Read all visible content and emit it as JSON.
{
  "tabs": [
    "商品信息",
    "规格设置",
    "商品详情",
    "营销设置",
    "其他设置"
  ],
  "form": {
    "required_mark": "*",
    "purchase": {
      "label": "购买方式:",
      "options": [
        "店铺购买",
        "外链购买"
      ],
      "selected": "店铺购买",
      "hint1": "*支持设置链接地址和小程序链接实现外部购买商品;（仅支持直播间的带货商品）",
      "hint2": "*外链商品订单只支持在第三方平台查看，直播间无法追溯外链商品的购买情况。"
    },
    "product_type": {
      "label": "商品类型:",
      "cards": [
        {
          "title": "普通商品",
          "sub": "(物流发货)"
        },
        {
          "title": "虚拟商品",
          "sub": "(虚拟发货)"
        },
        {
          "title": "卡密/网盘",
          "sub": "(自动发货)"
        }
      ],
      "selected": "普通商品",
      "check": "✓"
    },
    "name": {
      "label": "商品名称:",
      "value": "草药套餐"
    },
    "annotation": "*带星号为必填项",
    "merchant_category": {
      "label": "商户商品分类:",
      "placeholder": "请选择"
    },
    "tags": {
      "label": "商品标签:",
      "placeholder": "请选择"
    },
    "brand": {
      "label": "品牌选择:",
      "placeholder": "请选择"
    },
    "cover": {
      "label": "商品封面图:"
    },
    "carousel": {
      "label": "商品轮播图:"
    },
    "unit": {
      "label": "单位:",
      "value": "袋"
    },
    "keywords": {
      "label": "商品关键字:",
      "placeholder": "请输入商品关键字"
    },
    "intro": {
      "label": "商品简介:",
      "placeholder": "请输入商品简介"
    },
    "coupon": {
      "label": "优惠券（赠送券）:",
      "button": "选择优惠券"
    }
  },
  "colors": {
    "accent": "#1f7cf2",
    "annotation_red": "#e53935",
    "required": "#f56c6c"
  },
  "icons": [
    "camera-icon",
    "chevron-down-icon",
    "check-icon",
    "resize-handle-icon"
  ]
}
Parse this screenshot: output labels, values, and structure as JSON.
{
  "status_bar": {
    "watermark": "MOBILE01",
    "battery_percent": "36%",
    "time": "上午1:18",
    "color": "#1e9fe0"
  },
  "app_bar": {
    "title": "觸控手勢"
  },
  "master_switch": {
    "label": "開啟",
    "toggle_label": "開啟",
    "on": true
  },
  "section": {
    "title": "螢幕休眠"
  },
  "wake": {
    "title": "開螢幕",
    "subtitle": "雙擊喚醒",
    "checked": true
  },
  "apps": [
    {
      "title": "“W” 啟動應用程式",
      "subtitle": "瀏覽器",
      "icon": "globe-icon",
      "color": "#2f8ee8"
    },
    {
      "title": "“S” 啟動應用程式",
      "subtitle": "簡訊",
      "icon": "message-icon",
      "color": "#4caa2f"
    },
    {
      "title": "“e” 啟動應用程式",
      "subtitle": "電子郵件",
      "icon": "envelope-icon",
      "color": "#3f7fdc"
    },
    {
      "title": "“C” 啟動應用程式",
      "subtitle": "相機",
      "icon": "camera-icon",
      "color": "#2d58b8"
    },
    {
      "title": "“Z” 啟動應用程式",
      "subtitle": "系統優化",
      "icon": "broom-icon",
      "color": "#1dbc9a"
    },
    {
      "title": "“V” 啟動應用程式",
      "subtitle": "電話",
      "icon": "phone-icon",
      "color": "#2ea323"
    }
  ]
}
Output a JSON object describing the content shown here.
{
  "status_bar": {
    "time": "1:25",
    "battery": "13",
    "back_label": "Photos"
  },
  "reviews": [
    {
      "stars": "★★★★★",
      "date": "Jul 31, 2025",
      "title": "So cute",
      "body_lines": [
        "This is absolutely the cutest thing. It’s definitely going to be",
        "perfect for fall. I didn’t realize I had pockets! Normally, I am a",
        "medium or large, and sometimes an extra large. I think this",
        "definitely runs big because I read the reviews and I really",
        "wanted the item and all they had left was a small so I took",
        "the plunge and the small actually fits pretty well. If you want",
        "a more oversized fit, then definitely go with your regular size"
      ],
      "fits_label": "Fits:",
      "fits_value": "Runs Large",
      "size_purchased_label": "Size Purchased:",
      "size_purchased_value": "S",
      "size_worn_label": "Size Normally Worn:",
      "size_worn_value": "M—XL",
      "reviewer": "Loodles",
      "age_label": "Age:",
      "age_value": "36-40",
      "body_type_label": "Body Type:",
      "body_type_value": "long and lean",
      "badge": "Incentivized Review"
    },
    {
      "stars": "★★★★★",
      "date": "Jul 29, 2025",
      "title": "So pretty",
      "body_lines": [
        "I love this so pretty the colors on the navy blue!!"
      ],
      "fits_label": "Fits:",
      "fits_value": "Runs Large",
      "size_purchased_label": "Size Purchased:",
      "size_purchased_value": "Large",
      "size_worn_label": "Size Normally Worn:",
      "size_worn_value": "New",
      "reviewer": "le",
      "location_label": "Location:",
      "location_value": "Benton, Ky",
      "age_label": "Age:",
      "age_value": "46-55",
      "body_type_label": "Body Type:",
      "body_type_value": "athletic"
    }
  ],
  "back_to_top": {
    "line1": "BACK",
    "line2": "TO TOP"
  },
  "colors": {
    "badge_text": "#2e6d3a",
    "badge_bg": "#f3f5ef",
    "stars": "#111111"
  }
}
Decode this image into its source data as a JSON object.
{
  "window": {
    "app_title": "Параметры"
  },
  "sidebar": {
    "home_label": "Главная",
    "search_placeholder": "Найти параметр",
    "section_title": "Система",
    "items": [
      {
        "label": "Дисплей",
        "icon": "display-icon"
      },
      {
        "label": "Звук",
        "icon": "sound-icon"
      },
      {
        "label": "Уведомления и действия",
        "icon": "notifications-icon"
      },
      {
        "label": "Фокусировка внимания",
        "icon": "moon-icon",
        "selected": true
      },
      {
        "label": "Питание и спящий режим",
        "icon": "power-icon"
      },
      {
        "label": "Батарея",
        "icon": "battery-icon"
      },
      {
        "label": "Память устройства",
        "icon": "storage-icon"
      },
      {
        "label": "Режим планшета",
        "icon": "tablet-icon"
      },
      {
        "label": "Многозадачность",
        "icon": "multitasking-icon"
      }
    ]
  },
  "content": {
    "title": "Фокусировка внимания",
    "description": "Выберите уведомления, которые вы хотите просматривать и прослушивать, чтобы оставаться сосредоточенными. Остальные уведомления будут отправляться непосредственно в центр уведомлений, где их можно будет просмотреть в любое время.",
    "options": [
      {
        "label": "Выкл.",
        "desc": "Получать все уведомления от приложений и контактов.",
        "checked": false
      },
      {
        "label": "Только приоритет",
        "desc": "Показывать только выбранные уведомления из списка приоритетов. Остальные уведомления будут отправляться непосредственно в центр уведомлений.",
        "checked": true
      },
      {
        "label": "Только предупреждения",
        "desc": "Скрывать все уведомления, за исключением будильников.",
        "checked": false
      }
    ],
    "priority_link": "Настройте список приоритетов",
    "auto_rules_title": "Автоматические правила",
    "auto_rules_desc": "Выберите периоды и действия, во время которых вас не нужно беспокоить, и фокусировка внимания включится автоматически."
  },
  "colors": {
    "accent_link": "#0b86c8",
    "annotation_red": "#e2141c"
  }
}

··········

◆ Exercise objective: Copy out the material above in its entirety. Every detail must match.

◆ Answer for this exercise:
Read all visible content and emit it as JSON.
{
  "tabs": [
    "商品信息",
    "规格设置",
    "商品详情",
    "营销设置",
    "其他设置"
  ],
  "form": {
    "required_mark": "*",
    "purchase": {
      "label": "购买方式:",
      "options": [
        "店铺购买",
        "外链购买"
      ],
      "selected": "店铺购买",
      "hint1": "*支持设置链接地址和小程序链接实现外部购买商品;（仅支持直播间的带货商品）",
      "hint2": "*外链商品订单只支持在第三方平台查看，直播间无法追溯外链商品的购买情况。"
    },
    "product_type": {
      "label": "商品类型:",
      "cards": [
        {
          "title": "普通商品",
          "sub": "(物流发货)"
        },
        {
          "title": "虚拟商品",
          "sub": "(虚拟发货)"
        },
        {
          "title": "卡密/网盘",
          "sub": "(自动发货)"
        }
      ],
      "selected": "普通商品",
      "check": "✓"
    },
    "name": {
      "label": "商品名称:",
      "value": "草药套餐"
    },
    "annotation": "*带星号为必填项",
    "merchant_category": {
      "label": "商户商品分类:",
      "placeholder": "请选择"
    },
    "tags": {
      "label": "商品标签:",
      "placeholder": "请选择"
    },
    "brand": {
      "label": "品牌选择:",
      "placeholder": "请选择"
    },
    "cover": {
      "label": "商品封面图:"
    },
    "carousel": {
      "label": "商品轮播图:"
    },
    "unit": {
      "label": "单位:",
      "value": "袋"
    },
    "keywords": {
      "label": "商品关键字:",
      "placeholder": "请输入商品关键字"
    },
    "intro": {
      "label": "商品简介:",
      "placeholder": "请输入商品简介"
    },
    "coupon": {
      "label": "优惠券（赠送券）:",
      "button": "选择优惠券"
    }
  },
  "colors": {
    "accent": "#1f7cf2",
    "annotation_red": "#e53935",
    "required": "#f56c6c"
  },
  "icons": [
    "camera-icon",
    "chevron-down-icon",
    "check-icon",
    "resize-handle-icon"
  ]
}
Parse this screenshot: output labels, values, and structure as JSON.
{
  "status_bar": {
    "watermark": "MOBILE01",
    "battery_percent": "36%",
    "time": "上午1:18",
    "color": "#1e9fe0"
  },
  "app_bar": {
    "title": "觸控手勢"
  },
  "master_switch": {
    "label": "開啟",
    "toggle_label": "開啟",
    "on": true
  },
  "section": {
    "title": "螢幕休眠"
  },
  "wake": {
    "title": "開螢幕",
    "subtitle": "雙擊喚醒",
    "checked": true
  },
  "apps": [
    {
      "title": "“W” 啟動應用程式",
      "subtitle": "瀏覽器",
      "icon": "globe-icon",
      "color": "#2f8ee8"
    },
    {
      "title": "“S” 啟動應用程式",
      "subtitle": "簡訊",
      "icon": "message-icon",
      "color": "#4caa2f"
    },
    {
      "title": "“e” 啟動應用程式",
      "subtitle": "電子郵件",
      "icon": "envelope-icon",
      "color": "#3f7fdc"
    },
    {
      "title": "“C” 啟動應用程式",
      "subtitle": "相機",
      "icon": "camera-icon",
      "color": "#2d58b8"
    },
    {
      "title": "“Z” 啟動應用程式",
      "subtitle": "系統優化",
      "icon": "broom-icon",
      "color": "#1dbc9a"
    },
    {
      "title": "“V” 啟動應用程式",
      "subtitle": "電話",
      "icon": "phone-icon",
      "color": "#2ea323"
    }
  ]
}
Output a JSON object describing the content shown here.
{
  "status_bar": {
    "time": "1:25",
    "battery": "13",
    "back_label": "Photos"
  },
  "reviews": [
    {
      "stars": "★★★★★",
      "date": "Jul 31, 2025",
      "title": "So cute",
      "body_lines": [
        "This is absolutely the cutest thing. It’s definitely going to be",
        "perfect for fall. I didn’t realize I had pockets! Normally, I am a",
        "medium or large, and sometimes an extra large. I think this",
        "definitely runs big because I read the reviews and I really",
        "wanted the item and all they had left was a small so I took",
        "the plunge and the small actually fits pretty well. If you want",
        "a more oversized fit, then definitely go with your regular size"
      ],
      "fits_label": "Fits:",
      "fits_value": "Runs Large",
      "size_purchased_label": "Size Purchased:",
      "size_purchased_value": "S",
      "size_worn_label": "Size Normally Worn:",
      "size_worn_value": "M—XL",
      "reviewer": "Loodles",
      "age_label": "Age:",
      "age_value": "36-40",
      "body_type_label": "Body Type:",
      "body_type_value": "long and lean",
      "badge": "Incentivized Review"
    },
    {
      "stars": "★★★★★",
      "date": "Jul 29, 2025",
      "title": "So pretty",
      "body_lines": [
        "I love this so pretty the colors on the navy blue!!"
      ],
      "fits_label": "Fits:",
      "fits_value": "Runs Large",
      "size_purchased_label": "Size Purchased:",
      "size_purchased_value": "Large",
      "size_worn_label": "Size Normally Worn:",
      "size_worn_value": "New",
      "reviewer": "le",
      "location_label": "Location:",
      "location_value": "Benton, Ky",
      "age_label": "Age:",
      "age_value": "46-55",
      "body_type_label": "Body Type:",
      "body_type_value": "athletic"
    }
  ],
  "back_to_top": {
    "line1": "BACK",
    "line2": "TO TOP"
  },
  "colors": {
    "badge_text": "#2e6d3a",
    "badge_bg": "#f3f5ef",
    "stars": "#111111"
  }
}
Decode this image into its source data as a JSON object.
{
  "window": {
    "app_title": "Параметры"
  },
  "sidebar": {
    "home_label": "Главная",
    "search_placeholder": "Найти параметр",
    "section_title": "Система",
    "items": [
      {
        "label": "Дисплей",
        "icon": "display-icon"
      },
      {
        "label": "Звук",
        "icon": "sound-icon"
      },
      {
        "label": "Уведомления и действия",
        "icon": "notifications-icon"
      },
      {
        "label": "Фокусировка внимания",
        "icon": "moon-icon",
        "selected": true
      },
      {
        "label": "Питание и спящий режим",
        "icon": "power-icon"
      },
      {
        "label": "Батарея",
        "icon": "battery-icon"
      },
      {
        "label": "Память устройства",
        "icon": "storage-icon"
      },
      {
        "label": "Режим планшета",
        "icon": "tablet-icon"
      },
      {
        "label": "Многозадачность",
        "icon": "multitasking-icon"
      }
    ]
  },
  "content": {
    "title": "Фокусировка внимания",
    "description": "Выберите уведомления, которые вы хотите просматривать и прослушивать, чтобы оставаться сосредоточенными. Остальные уведомления будут отправляться непосредственно в центр уведомлений, где их можно будет просмотреть в любое время.",
    "options": [
      {
        "label": "Выкл.",
        "desc": "Получать все уведомления от приложений и контактов.",
        "checked": false
      },
      {
        "label": "Только приоритет",
        "desc": "Показывать только выбранные уведомления из списка приоритетов. Остальные уведомления будут отправляться непосредственно в центр уведомлений.",
        "checked": true
      },
      {
        "label": "Только предупреждения",
        "desc": "Скрывать все уведомления, за исключением будильников.",
        "checked": false
      }
    ],
    "priority_link": "Настройте список приоритетов",
    "auto_rules_title": "Автоматические правила",
    "auto_rules_desc": "Выберите периоды и действия, во время которых вас не нужно беспокоить, и фокусировка внимания включится автоматически."
  },
  "colors": {
    "accent_link": "#0b86c8",
    "annotation_red": "#e2141c"
  }
}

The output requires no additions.